*AIM OF THE EXERCISE*.
Every record that follows should be printed verbatim.

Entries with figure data
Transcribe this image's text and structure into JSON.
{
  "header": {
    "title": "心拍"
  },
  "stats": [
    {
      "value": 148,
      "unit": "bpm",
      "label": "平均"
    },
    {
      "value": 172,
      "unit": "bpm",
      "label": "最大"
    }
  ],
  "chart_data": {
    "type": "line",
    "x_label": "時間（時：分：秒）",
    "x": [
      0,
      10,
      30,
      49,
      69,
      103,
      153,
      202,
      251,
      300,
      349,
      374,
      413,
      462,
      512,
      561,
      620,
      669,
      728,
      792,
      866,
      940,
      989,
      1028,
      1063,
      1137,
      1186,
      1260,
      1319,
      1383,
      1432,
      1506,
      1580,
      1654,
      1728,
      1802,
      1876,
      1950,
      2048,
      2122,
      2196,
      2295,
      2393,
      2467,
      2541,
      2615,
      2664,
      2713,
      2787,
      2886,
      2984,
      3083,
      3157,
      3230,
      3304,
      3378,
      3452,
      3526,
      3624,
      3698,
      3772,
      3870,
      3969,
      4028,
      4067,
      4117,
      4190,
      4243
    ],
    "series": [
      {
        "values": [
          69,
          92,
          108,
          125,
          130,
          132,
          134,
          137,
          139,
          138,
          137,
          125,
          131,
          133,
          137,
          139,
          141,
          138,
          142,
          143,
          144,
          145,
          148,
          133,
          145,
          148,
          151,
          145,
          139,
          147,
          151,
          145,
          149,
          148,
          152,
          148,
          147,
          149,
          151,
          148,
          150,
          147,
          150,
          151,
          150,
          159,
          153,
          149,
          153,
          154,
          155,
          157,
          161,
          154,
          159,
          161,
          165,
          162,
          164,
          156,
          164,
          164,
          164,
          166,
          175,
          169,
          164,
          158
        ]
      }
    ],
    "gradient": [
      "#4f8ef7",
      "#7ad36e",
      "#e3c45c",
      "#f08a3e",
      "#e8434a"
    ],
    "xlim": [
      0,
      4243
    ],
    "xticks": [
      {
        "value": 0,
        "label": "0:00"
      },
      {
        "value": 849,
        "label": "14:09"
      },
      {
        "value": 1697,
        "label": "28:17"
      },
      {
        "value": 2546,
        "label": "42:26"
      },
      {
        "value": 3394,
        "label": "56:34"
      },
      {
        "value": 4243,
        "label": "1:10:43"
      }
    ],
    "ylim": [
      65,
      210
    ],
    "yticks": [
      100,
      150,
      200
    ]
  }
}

*IN RESPONSE*.
Transcribe this image's text and structure into JSON.
{
  "header": {
    "title": "心拍"
  },
  "stats": [
    {
      "value": 148,
      "unit": "bpm",
      "label": "平均"
    },
    {
      "value": 172,
      "unit": "bpm",
      "label": "最大"
    }
  ],
  "chart_data": {
    "type": "line",
    "x_label": "時間（時：分：秒）",
    "x": [
      0,
      10,
      30,
      49,
      69,
      103,
      153,
      202,
      251,
      300,
      349,
      374,
      413,
      462,
      512,
      561,
      620,
      669,
      728,
      792,
      866,
      940,
      989,
      1028,
      1063,
      1137,
      1186,
      1260,
      1319,
      1383,
      1432,
      1506,
      1580,
      1654,
      1728,
      1802,
      1876,
      1950,
      2048,
      2122,
      2196,
      2295,
      2393,
      2467,
      2541,
      2615,
      2664,
      2713,
      2787,
      2886,
      2984,
      3083,
      3157,
      3230,
      3304,
      3378,
      3452,
      3526,
      3624,
      3698,
      3772,
      3870,
      3969,
      4028,
      4067,
      4117,
      4190,
      4243
    ],
    "series": [
      {
        "values": [
          69,
          92,
          108,
          125,
          130,
          132,
          134,
          137,
          139,
          138,
          137,
          125,
          131,
          133,
          137,
          139,
          141,
          138,
          142,
          143,
          144,
          145,
          148,
          133,
          145,
          148,
          151,
          145,
          139,
          147,
          151,
          145,
          149,
          148,
          152,
          148,
          147,
          149,
          151,
          148,
          150,
          147,
          150,
          151,
          150,
          159,
          153,
          149,
          153,
          154,
          155,
          157,
          161,
          154,
          159,
          161,
          165,
          162,
          164,
          156,
          164,
          164,
          164,
          166,
          175,
          169,
          164,
          158
        ]
      }
    ],
    "gradient": [
      "#4f8ef7",
      "#7ad36e",
      "#e3c45c",
      "#f08a3e",
      "#e8434a"
    ],
    "xlim": [
      0,
      4243
    ],
    "xticks": [
      {
        "value": 0,
        "label": "0:00"
      },
      {
        "value": 849,
        "label": "14:09"
      },
      {
        "value": 1697,
        "label": "28:17"
      },
      {
        "value": 2546,
        "label": "42:26"
      },
      {
        "value": 3394,
        "label": "56:34"
      },
      {
        "value": 4243,
        "label": "1:10:43"
      }
    ],
    "ylim": [
      65,
      210
    ],
    "yticks": [
      100,
      150,
      200
    ]
  }
}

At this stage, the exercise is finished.